##### Dataset records

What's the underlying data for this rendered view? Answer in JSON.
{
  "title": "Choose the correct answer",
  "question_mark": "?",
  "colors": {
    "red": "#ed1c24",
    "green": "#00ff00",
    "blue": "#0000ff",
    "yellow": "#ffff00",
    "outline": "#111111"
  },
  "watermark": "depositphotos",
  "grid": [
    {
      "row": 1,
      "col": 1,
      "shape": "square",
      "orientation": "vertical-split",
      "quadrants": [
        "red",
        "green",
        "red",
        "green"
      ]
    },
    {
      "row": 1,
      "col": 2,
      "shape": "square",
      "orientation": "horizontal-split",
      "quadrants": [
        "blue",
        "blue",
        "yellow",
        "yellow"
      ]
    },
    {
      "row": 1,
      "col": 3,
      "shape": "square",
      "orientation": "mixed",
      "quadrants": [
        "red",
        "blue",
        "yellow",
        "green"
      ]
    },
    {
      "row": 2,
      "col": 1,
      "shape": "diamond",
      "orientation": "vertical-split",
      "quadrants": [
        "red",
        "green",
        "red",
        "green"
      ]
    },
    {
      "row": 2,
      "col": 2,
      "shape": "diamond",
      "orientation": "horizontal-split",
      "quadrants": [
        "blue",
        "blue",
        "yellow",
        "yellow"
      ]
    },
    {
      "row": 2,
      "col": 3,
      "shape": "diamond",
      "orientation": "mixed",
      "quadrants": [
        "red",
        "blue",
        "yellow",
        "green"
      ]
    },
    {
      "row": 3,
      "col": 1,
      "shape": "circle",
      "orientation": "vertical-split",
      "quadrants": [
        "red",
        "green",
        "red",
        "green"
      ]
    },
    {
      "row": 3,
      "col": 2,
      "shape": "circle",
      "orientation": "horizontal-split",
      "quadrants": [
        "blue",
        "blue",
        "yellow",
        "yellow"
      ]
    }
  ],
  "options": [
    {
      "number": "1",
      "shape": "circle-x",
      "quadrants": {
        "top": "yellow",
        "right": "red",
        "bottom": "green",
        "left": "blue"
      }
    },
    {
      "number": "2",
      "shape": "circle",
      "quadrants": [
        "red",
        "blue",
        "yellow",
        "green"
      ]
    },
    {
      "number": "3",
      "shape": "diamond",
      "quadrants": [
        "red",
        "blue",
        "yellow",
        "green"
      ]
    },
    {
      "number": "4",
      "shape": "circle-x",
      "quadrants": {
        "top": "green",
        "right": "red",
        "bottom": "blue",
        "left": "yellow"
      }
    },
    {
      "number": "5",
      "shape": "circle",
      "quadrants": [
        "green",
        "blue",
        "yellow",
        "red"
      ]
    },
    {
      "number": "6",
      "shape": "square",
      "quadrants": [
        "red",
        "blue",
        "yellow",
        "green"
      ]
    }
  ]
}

##########

## Short problem:
Look through the entries above and report each line where the string "number" occurs.

## Exercise response:
      "number": "1",
      "number": "2",
      "number": "3",
      "number": "4",
      "number": "5",
      "number": "6",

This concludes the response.